▶ _Job_: Return the listing below word for word.

[Data entries]
-- Start --

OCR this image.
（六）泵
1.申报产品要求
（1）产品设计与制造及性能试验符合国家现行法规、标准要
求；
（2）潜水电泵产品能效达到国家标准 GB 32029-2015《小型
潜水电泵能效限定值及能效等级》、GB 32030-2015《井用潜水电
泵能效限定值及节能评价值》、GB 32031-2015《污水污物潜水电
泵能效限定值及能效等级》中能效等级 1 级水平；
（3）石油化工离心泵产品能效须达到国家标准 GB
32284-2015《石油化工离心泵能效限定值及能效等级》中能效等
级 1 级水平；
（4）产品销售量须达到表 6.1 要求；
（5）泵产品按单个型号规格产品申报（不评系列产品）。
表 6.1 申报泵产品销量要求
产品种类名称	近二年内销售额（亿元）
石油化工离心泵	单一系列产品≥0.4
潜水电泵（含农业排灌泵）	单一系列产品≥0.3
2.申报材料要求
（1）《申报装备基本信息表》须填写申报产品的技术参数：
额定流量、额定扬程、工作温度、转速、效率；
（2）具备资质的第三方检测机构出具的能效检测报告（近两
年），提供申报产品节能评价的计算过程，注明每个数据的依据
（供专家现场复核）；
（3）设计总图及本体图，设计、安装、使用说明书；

-- End --

▶ _Solution below_:
OCR this image.
（六）泵
1.申报产品要求
（1）产品设计与制造及性能试验符合国家现行法规、标准要
求；
（2）潜水电泵产品能效达到国家标准 GB 32029-2015《小型
潜水电泵能效限定值及能效等级》、GB 32030-2015《井用潜水电
泵能效限定值及节能评价值》、GB 32031-2015《污水污物潜水电
泵能效限定值及能效等级》中能效等级 1 级水平；
（3）石油化工离心泵产品能效须达到国家标准 GB
32284-2015《石油化工离心泵能效限定值及能效等级》中能效等
级 1 级水平；
（4）产品销售量须达到表 6.1 要求；
（5）泵产品按单个型号规格产品申报（不评系列产品）。
表 6.1 申报泵产品销量要求
产品种类名称	近二年内销售额（亿元）
石油化工离心泵	单一系列产品≥0.4
潜水电泵（含农业排灌泵）	单一系列产品≥0.3
2.申报材料要求
（1）《申报装备基本信息表》须填写申报产品的技术参数：
额定流量、额定扬程、工作温度、转速、效率；
（2）具备资质的第三方检测机构出具的能效检测报告（近两
年），提供申报产品节能评价的计算过程，注明每个数据的依据
（供专家现场复核）；
（3）设计总图及本体图，设计、安装、使用说明书；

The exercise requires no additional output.